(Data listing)
_____
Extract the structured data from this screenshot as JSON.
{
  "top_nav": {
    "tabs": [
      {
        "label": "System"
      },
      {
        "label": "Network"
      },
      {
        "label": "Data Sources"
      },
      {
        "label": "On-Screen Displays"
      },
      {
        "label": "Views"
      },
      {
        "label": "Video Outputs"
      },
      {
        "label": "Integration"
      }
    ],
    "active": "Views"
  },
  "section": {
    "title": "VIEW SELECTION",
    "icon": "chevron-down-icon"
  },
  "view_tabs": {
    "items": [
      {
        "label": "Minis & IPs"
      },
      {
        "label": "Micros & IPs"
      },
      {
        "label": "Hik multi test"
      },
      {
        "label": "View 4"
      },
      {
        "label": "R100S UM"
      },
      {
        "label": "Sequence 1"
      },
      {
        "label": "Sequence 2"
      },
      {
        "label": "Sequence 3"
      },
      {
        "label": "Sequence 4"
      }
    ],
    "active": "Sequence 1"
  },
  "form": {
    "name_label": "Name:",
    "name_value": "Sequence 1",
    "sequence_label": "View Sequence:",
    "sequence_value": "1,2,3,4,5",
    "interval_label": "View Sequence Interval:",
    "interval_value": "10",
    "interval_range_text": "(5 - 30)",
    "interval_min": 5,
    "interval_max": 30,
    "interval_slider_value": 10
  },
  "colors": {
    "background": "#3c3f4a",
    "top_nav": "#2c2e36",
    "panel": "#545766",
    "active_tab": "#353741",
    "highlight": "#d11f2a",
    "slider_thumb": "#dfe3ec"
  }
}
_____
▸ **Goal**
Emit the records above again, exactly, with no line skipped.

▸ **Complete output**
Extract the structured data from this screenshot as JSON.
{
  "top_nav": {
    "tabs": [
      {
        "label": "System"
      },
      {
        "label": "Network"
      },
      {
        "label": "Data Sources"
      },
      {
        "label": "On-Screen Displays"
      },
      {
        "label": "Views"
      },
      {
        "label": "Video Outputs"
      },
      {
        "label": "Integration"
      }
    ],
    "active": "Views"
  },
  "section": {
    "title": "VIEW SELECTION",
    "icon": "chevron-down-icon"
  },
  "view_tabs": {
    "items": [
      {
        "label": "Minis & IPs"
      },
      {
        "label": "Micros & IPs"
      },
      {
        "label": "Hik multi test"
      },
      {
        "label": "View 4"
      },
      {
        "label": "R100S UM"
      },
      {
        "label": "Sequence 1"
      },
      {
        "label": "Sequence 2"
      },
      {
        "label": "Sequence 3"
      },
      {
        "label": "Sequence 4"
      }
    ],
    "active": "Sequence 1"
  },
  "form": {
    "name_label": "Name:",
    "name_value": "Sequence 1",
    "sequence_label": "View Sequence:",
    "sequence_value": "1,2,3,4,5",
    "interval_label": "View Sequence Interval:",
    "interval_value": "10",
    "interval_range_text": "(5 - 30)",
    "interval_min": 5,
    "interval_max": 30,
    "interval_slider_value": 10
  },
  "colors": {
    "background": "#3c3f4a",
    "top_nav": "#2c2e36",
    "panel": "#545766",
    "active_tab": "#353741",
    "highlight": "#d11f2a",
    "slider_thumb": "#dfe3ec"
  }
}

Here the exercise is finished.